__EXERCISE DATA__.
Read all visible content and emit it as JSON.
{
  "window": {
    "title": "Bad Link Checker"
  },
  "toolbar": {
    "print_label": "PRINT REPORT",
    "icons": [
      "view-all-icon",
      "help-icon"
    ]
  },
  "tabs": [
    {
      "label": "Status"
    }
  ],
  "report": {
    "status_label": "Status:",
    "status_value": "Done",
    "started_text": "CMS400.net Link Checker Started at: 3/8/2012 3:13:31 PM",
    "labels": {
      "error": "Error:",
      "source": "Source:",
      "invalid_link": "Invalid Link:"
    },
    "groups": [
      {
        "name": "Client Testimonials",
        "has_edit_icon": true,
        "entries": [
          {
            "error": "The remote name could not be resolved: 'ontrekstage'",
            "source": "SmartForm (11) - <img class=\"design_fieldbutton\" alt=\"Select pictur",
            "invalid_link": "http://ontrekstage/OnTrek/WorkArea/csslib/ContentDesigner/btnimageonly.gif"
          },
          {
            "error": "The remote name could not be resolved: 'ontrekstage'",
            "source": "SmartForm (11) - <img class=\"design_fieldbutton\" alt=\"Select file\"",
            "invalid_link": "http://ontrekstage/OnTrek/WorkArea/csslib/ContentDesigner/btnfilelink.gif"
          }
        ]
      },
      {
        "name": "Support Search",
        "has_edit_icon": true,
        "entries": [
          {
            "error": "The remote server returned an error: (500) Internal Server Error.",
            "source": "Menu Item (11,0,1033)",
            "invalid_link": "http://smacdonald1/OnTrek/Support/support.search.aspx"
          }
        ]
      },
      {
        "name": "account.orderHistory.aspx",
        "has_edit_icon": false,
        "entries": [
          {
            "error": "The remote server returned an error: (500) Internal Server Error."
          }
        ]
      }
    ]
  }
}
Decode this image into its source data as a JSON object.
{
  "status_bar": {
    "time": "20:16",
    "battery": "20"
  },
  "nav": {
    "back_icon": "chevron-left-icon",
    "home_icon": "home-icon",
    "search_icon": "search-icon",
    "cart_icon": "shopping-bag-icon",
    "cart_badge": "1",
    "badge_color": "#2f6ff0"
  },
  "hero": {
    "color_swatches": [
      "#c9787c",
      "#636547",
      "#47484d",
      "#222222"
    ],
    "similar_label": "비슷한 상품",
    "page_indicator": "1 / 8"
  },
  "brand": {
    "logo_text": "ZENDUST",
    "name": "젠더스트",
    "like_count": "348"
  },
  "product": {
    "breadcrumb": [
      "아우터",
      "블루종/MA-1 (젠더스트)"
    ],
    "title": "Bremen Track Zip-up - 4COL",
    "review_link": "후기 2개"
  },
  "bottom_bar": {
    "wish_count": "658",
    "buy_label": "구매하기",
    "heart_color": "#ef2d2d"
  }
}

__TASK TO CARRY OUT__. Return every line from the records above that holds the word "name".

__COMPLETE OUTPUT__.
        "name": "Client Testimonials",
            "error": "The remote name could not be resolved: 'ontrekstage'",
            "error": "The remote name could not be resolved: 'ontrekstage'",
        "name": "Support Search",
        "name": "account.orderHistory.aspx",
    "name": "젠더스트",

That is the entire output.